_Exercise objective:_
Quote the records beneath, complete and exact. Leave out images.

─── Task data ───

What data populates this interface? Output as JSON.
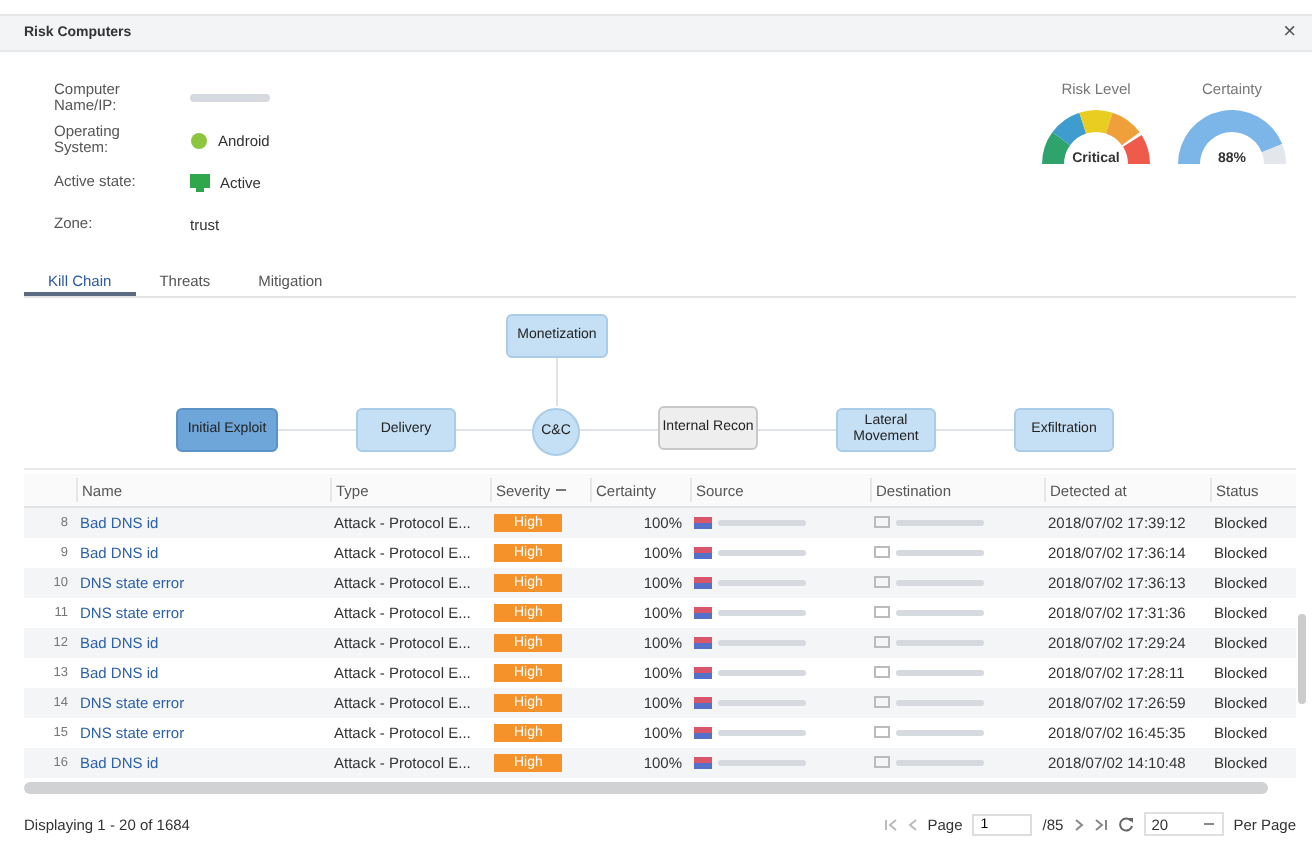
{
  "window": {
    "title": "Risk Computers",
    "close": "×"
  },
  "info": [
    {
      "label": "Computer Name/IP:",
      "kind": "redacted"
    },
    {
      "label": "Operating System:",
      "kind": "os",
      "value": "Android"
    },
    {
      "label": "Active state:",
      "kind": "state",
      "value": "Active"
    },
    {
      "label": "Zone:",
      "kind": "text",
      "value": "trust"
    }
  ],
  "gauges": [
    {
      "title": "Risk Level",
      "kind": "risk",
      "reading": "Critical"
    },
    {
      "title": "Certainty",
      "kind": "certainty",
      "reading": "88%"
    }
  ],
  "tabs": [
    {
      "label": "Kill Chain",
      "selected": true
    },
    {
      "label": "Threats",
      "selected": false
    },
    {
      "label": "Mitigation",
      "selected": false
    }
  ],
  "kill_chain": {
    "stages": [
      {
        "label": "Initial Exploit",
        "kind": "box",
        "selected": true,
        "disabled": false
      },
      {
        "label": "Delivery",
        "kind": "box",
        "selected": false,
        "disabled": false
      },
      {
        "label": "C&C",
        "kind": "circle",
        "selected": false,
        "disabled": false
      },
      {
        "label": "Internal Recon",
        "kind": "box",
        "selected": false,
        "disabled": true
      },
      {
        "label": "Lateral Movement",
        "kind": "box",
        "selected": false,
        "disabled": false
      },
      {
        "label": "Exfiltration",
        "kind": "box",
        "selected": false,
        "disabled": false
      }
    ],
    "branch": {
      "label": "Monetization",
      "selected": false,
      "disabled": false
    }
  },
  "table": {
    "columns": [
      "Name",
      "Type",
      "Severity",
      "Certainty",
      "Source",
      "Destination",
      "Detected at",
      "Status"
    ],
    "rows": [
      {
        "index": "8",
        "name": "Bad DNS id",
        "type": "Attack - Protocol E...",
        "severity": "High",
        "certainty": "100%",
        "detected": "2018/07/02 17:39:12",
        "status": "Blocked"
      },
      {
        "index": "9",
        "name": "Bad DNS id",
        "type": "Attack - Protocol E...",
        "severity": "High",
        "certainty": "100%",
        "detected": "2018/07/02 17:36:14",
        "status": "Blocked"
      },
      {
        "index": "10",
        "name": "DNS state error",
        "type": "Attack - Protocol E...",
        "severity": "High",
        "certainty": "100%",
        "detected": "2018/07/02 17:36:13",
        "status": "Blocked"
      },
      {
        "index": "11",
        "name": "DNS state error",
        "type": "Attack - Protocol E...",
        "severity": "High",
        "certainty": "100%",
        "detected": "2018/07/02 17:31:36",
        "status": "Blocked"
      },
      {
        "index": "12",
        "name": "Bad DNS id",
        "type": "Attack - Protocol E...",
        "severity": "High",
        "certainty": "100%",
        "detected": "2018/07/02 17:29:24",
        "status": "Blocked"
      },
      {
        "index": "13",
        "name": "Bad DNS id",
        "type": "Attack - Protocol E...",
        "severity": "High",
        "certainty": "100%",
        "detected": "2018/07/02 17:28:11",
        "status": "Blocked"
      },
      {
        "index": "14",
        "name": "DNS state error",
        "type": "Attack - Protocol E...",
        "severity": "High",
        "certainty": "100%",
        "detected": "2018/07/02 17:26:59",
        "status": "Blocked"
      },
      {
        "index": "15",
        "name": "DNS state error",
        "type": "Attack - Protocol E...",
        "severity": "High",
        "certainty": "100%",
        "detected": "2018/07/02 16:45:35",
        "status": "Blocked"
      },
      {
        "index": "16",
        "name": "Bad DNS id",
        "type": "Attack - Protocol E...",
        "severity": "High",
        "certainty": "100%",
        "detected": "2018/07/02 14:10:48",
        "status": "Blocked"
      }
    ]
  },
  "footer": {
    "summary": "Displaying 1 - 20 of 1684",
    "page_label": "Page",
    "page": "1",
    "total": "/85",
    "per_page": "20",
    "per_page_label": "Per Page"
  }
}
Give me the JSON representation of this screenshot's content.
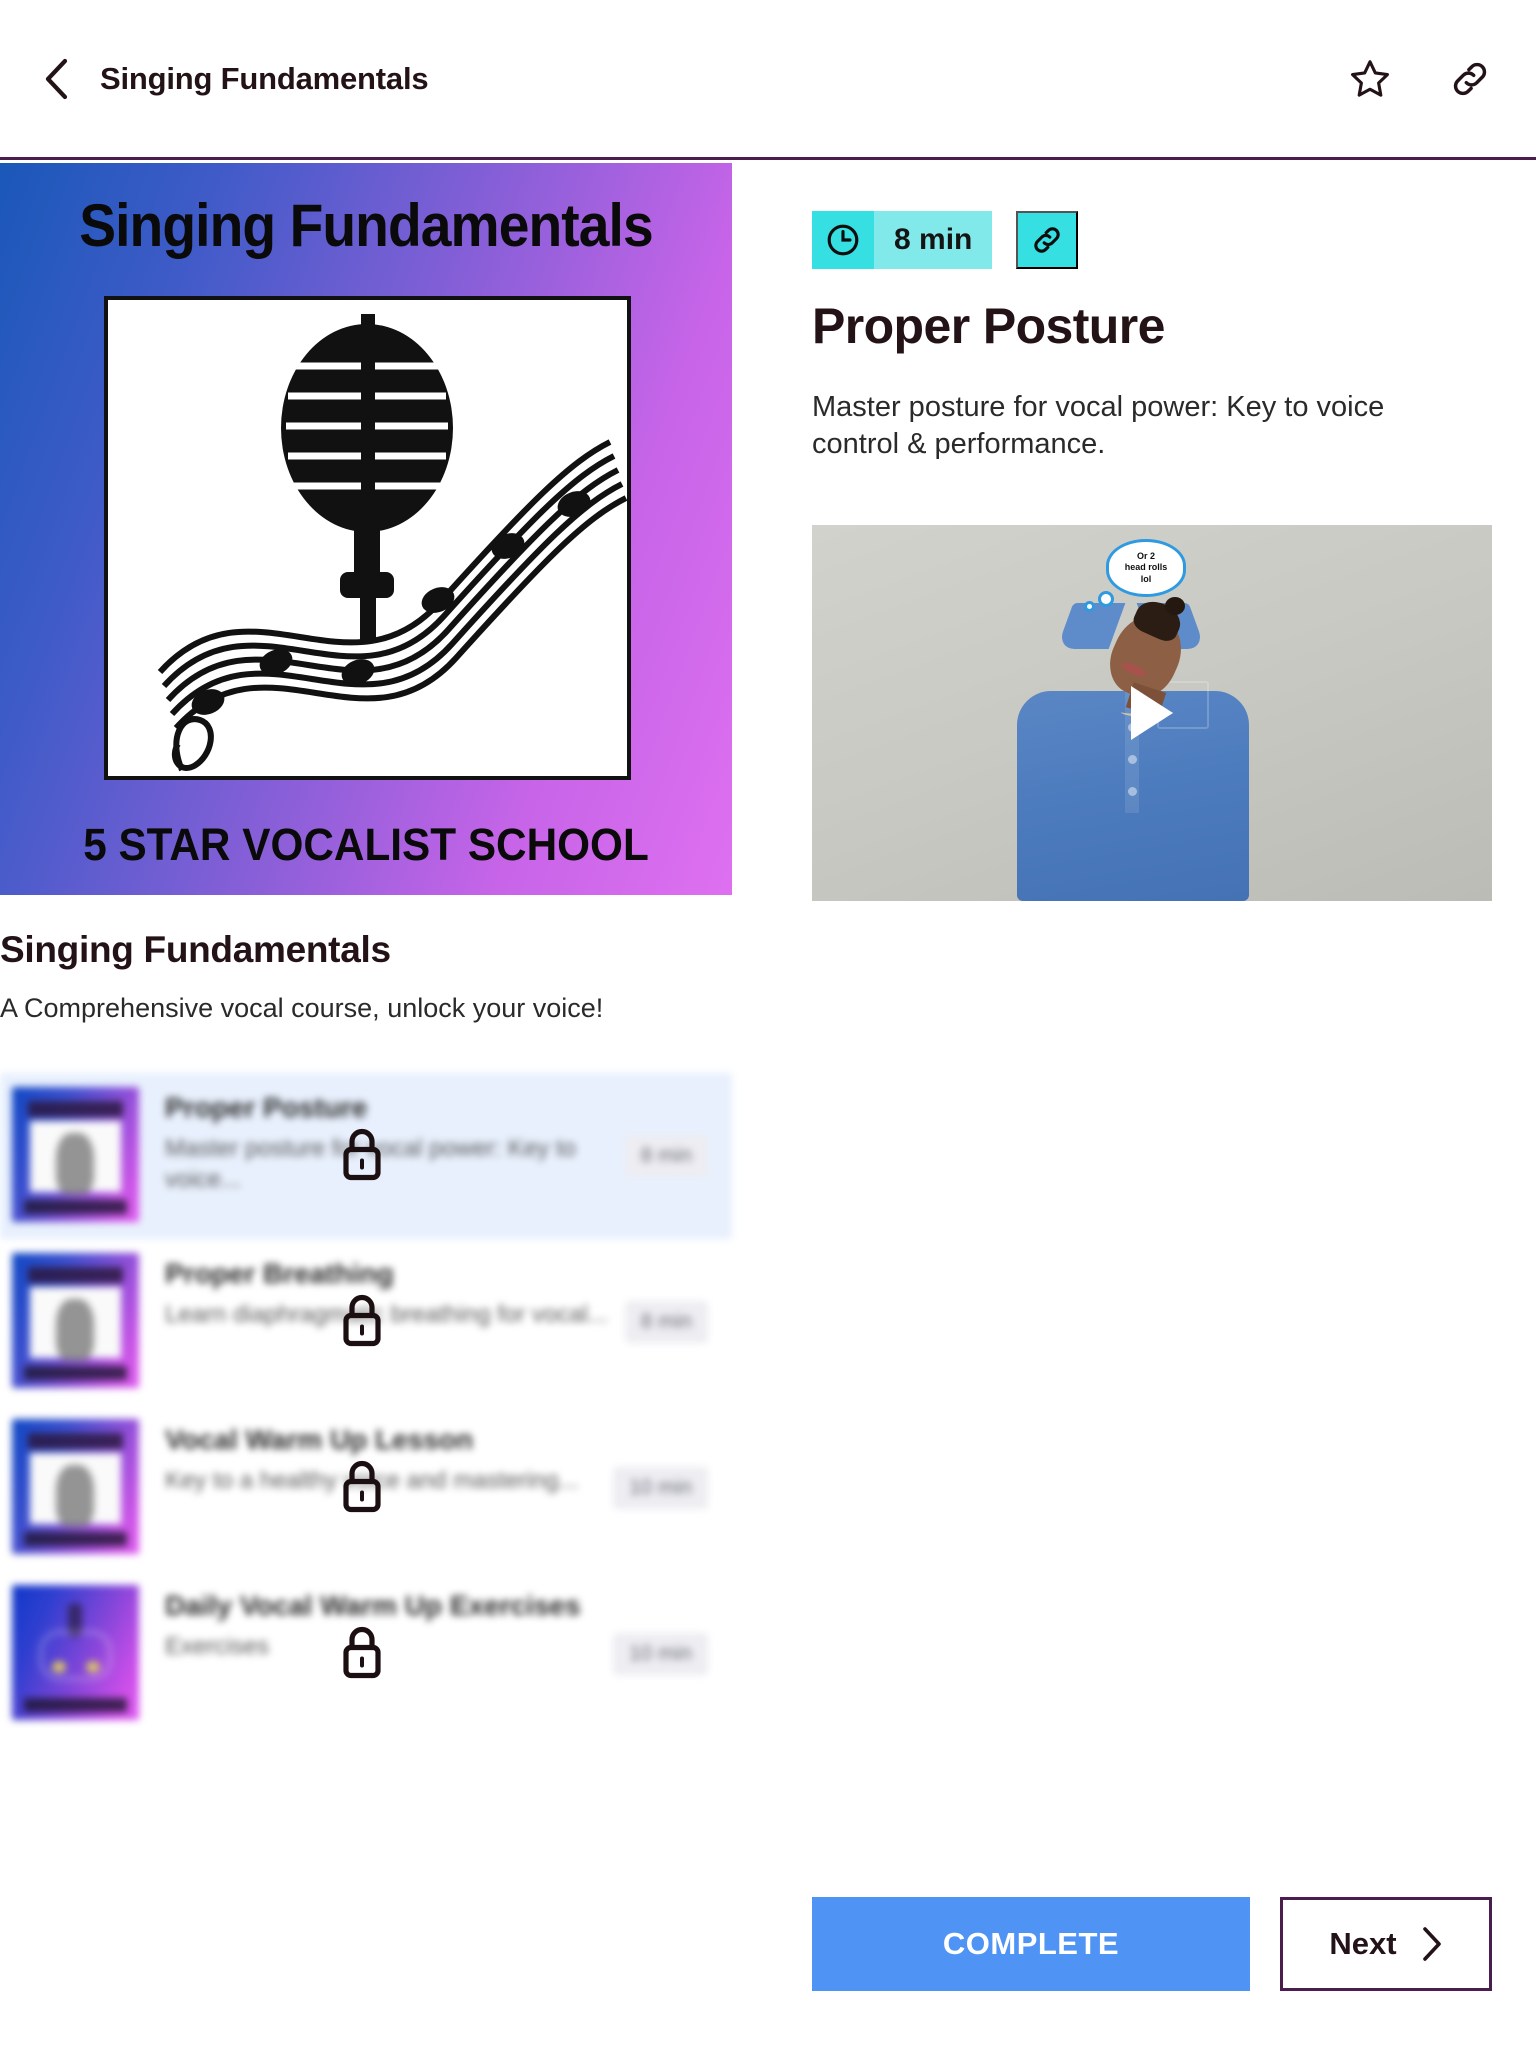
{
  "header": {
    "title": "Singing Fundamentals",
    "back_icon": "chevron-left-icon",
    "favorite_icon": "star-outline-icon",
    "share_icon": "link-icon"
  },
  "course": {
    "cover": {
      "title": "Singing Fundamentals",
      "subtitle": "5 STAR VOCALIST SCHOOL",
      "art_icon": "microphone-music-staff-illustration"
    },
    "title": "Singing Fundamentals",
    "description": "A Comprehensive vocal course, unlock your voice!"
  },
  "lessons": [
    {
      "name": "Proper Posture",
      "description": "Master posture for vocal power: Key to voice...",
      "duration": "8 min",
      "locked": true,
      "active": true,
      "lock_icon": "lock-icon"
    },
    {
      "name": "Proper Breathing",
      "description": "Learn diaphragmatic breathing for vocal...",
      "duration": "8 min",
      "locked": true,
      "active": false,
      "lock_icon": "lock-icon"
    },
    {
      "name": "Vocal Warm Up Lesson",
      "description": "Key to a healthy voice and mastering...",
      "duration": "10 min",
      "locked": true,
      "active": false,
      "lock_icon": "lock-icon"
    },
    {
      "name": "Daily Vocal Warm Up Exercises",
      "description": "Exercises",
      "duration": "10 min",
      "locked": true,
      "active": false,
      "lock_icon": "lock-icon"
    }
  ],
  "detail": {
    "duration": "8 min",
    "clock_icon": "clock-icon",
    "link_icon": "link-icon",
    "title": "Proper Posture",
    "description": "Master posture for vocal power: Key to voice\ncontrol & performance.",
    "video": {
      "play_icon": "play-icon",
      "thought_bubble": "Or 2\nhead rolls\nlol"
    }
  },
  "footer": {
    "complete_label": "COMPLETE",
    "next_label": "Next",
    "next_icon": "chevron-right-icon"
  },
  "colors": {
    "accent_cyan_dark": "#35dfe2",
    "accent_cyan_light": "#82e9ea",
    "complete_blue": "#4f94f4",
    "border_purple": "#4b1d4d",
    "active_row": "#e8f0fd"
  }
}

───

_Answer:_
What data populates this interface? Output as JSON.
{
  "window": {
    "title": "Risk Computers",
    "close": "×"
  },
  "info": [
    {
      "label": "Computer Name/IP:",
      "kind": "redacted"
    },
    {
      "label": "Operating System:",
      "kind": "os",
      "value": "Android"
    },
    {
      "label": "Active state:",
      "kind": "state",
      "value": "Active"
    },
    {
      "label": "Zone:",
      "kind": "text",
      "value": "trust"
    }
  ],
  "gauges": [
    {
      "title": "Risk Level",
      "kind": "risk",
      "reading": "Critical"
    },
    {
      "title": "Certainty",
      "kind": "certainty",
      "reading": "88%"
    }
  ],
  "tabs": [
    {
      "label": "Kill Chain",
      "selected": true
    },
    {
      "label": "Threats",
      "selected": false
    },
    {
      "label": "Mitigation",
      "selected": false
    }
  ],
  "kill_chain": {
    "stages": [
      {
        "label": "Initial Exploit",
        "kind": "box",
        "selected": true,
        "disabled": false
      },
      {
        "label": "Delivery",
        "kind": "box",
        "selected": false,
        "disabled": false
      },
      {
        "label": "C&C",
        "kind": "circle",
        "selected": false,
        "disabled": false
      },
      {
        "label": "Internal Recon",
        "kind": "box",
        "selected": false,
        "disabled": true
      },
      {
        "label": "Lateral Movement",
        "kind": "box",
        "selected": false,
        "disabled": false
      },
      {
        "label": "Exfiltration",
        "kind": "box",
        "selected": false,
        "disabled": false
      }
    ],
    "branch": {
      "label": "Monetization",
      "selected": false,
      "disabled": false
    }
  },
  "table": {
    "columns": [
      "Name",
      "Type",
      "Severity",
      "Certainty",
      "Source",
      "Destination",
      "Detected at",
      "Status"
    ],
    "rows": [
      {
        "index": "8",
        "name": "Bad DNS id",
        "type": "Attack - Protocol E...",
        "severity": "High",
        "certainty": "100%",
        "detected": "2018/07/02 17:39:12",
        "status": "Blocked"
      },
      {
        "index": "9",
        "name": "Bad DNS id",
        "type": "Attack - Protocol E...",
        "severity": "High",
        "certainty": "100%",
        "detected": "2018/07/02 17:36:14",
        "status": "Blocked"
      },
      {
        "index": "10",
        "name": "DNS state error",
        "type": "Attack - Protocol E...",
        "severity": "High",
        "certainty": "100%",
        "detected": "2018/07/02 17:36:13",
        "status": "Blocked"
      },
      {
        "index": "11",
        "name": "DNS state error",
        "type": "Attack - Protocol E...",
        "severity": "High",
        "certainty": "100%",
        "detected": "2018/07/02 17:31:36",
        "status": "Blocked"
      },
      {
        "index": "12",
        "name": "Bad DNS id",
        "type": "Attack - Protocol E...",
        "severity": "High",
        "certainty": "100%",
        "detected": "2018/07/02 17:29:24",
        "status": "Blocked"
      },
      {
        "index": "13",
        "name": "Bad DNS id",
        "type": "Attack - Protocol E...",
        "severity": "High",
        "certainty": "100%",
        "detected": "2018/07/02 17:28:11",
        "status": "Blocked"
      },
      {
        "index": "14",
        "name": "DNS state error",
        "type": "Attack - Protocol E...",
        "severity": "High",
        "certainty": "100%",
        "detected": "2018/07/02 17:26:59",
        "status": "Blocked"
      },
      {
        "index": "15",
        "name": "DNS state error",
        "type": "Attack - Protocol E...",
        "severity": "High",
        "certainty": "100%",
        "detected": "2018/07/02 16:45:35",
        "status": "Blocked"
      },
      {
        "index": "16",
        "name": "Bad DNS id",
        "type": "Attack - Protocol E...",
        "severity": "High",
        "certainty": "100%",
        "detected": "2018/07/02 14:10:48",
        "status": "Blocked"
      }
    ]
  },
  "footer": {
    "summary": "Displaying 1 - 20 of 1684",
    "page_label": "Page",
    "page": "1",
    "total": "/85",
    "per_page": "20",
    "per_page_label": "Per Page"
  }
}
Give me the JSON representation of this screenshot's content.
{
  "header": {
    "title": "Singing Fundamentals",
    "back_icon": "chevron-left-icon",
    "favorite_icon": "star-outline-icon",
    "share_icon": "link-icon"
  },
  "course": {
    "cover": {
      "title": "Singing Fundamentals",
      "subtitle": "5 STAR VOCALIST SCHOOL",
      "art_icon": "microphone-music-staff-illustration"
    },
    "title": "Singing Fundamentals",
    "description": "A Comprehensive vocal course, unlock your voice!"
  },
  "lessons": [
    {
      "name": "Proper Posture",
      "description": "Master posture for vocal power: Key to voice...",
      "duration": "8 min",
      "locked": true,
      "active": true,
      "lock_icon": "lock-icon"
    },
    {
      "name": "Proper Breathing",
      "description": "Learn diaphragmatic breathing for vocal...",
      "duration": "8 min",
      "locked": true,
      "active": false,
      "lock_icon": "lock-icon"
    },
    {
      "name": "Vocal Warm Up Lesson",
      "description": "Key to a healthy voice and mastering...",
      "duration": "10 min",
      "locked": true,
      "active": false,
      "lock_icon": "lock-icon"
    },
    {
      "name": "Daily Vocal Warm Up Exercises",
      "description": "Exercises",
      "duration": "10 min",
      "locked": true,
      "active": false,
      "lock_icon": "lock-icon"
    }
  ],
  "detail": {
    "duration": "8 min",
    "clock_icon": "clock-icon",
    "link_icon": "link-icon",
    "title": "Proper Posture",
    "description": "Master posture for vocal power: Key to voice\ncontrol & performance.",
    "video": {
      "play_icon": "play-icon",
      "thought_bubble": "Or 2\nhead rolls\nlol"
    }
  },
  "footer": {
    "complete_label": "COMPLETE",
    "next_label": "Next",
    "next_icon": "chevron-right-icon"
  },
  "colors": {
    "accent_cyan_dark": "#35dfe2",
    "accent_cyan_light": "#82e9ea",
    "complete_blue": "#4f94f4",
    "border_purple": "#4b1d4d",
    "active_row": "#e8f0fd"
  }
}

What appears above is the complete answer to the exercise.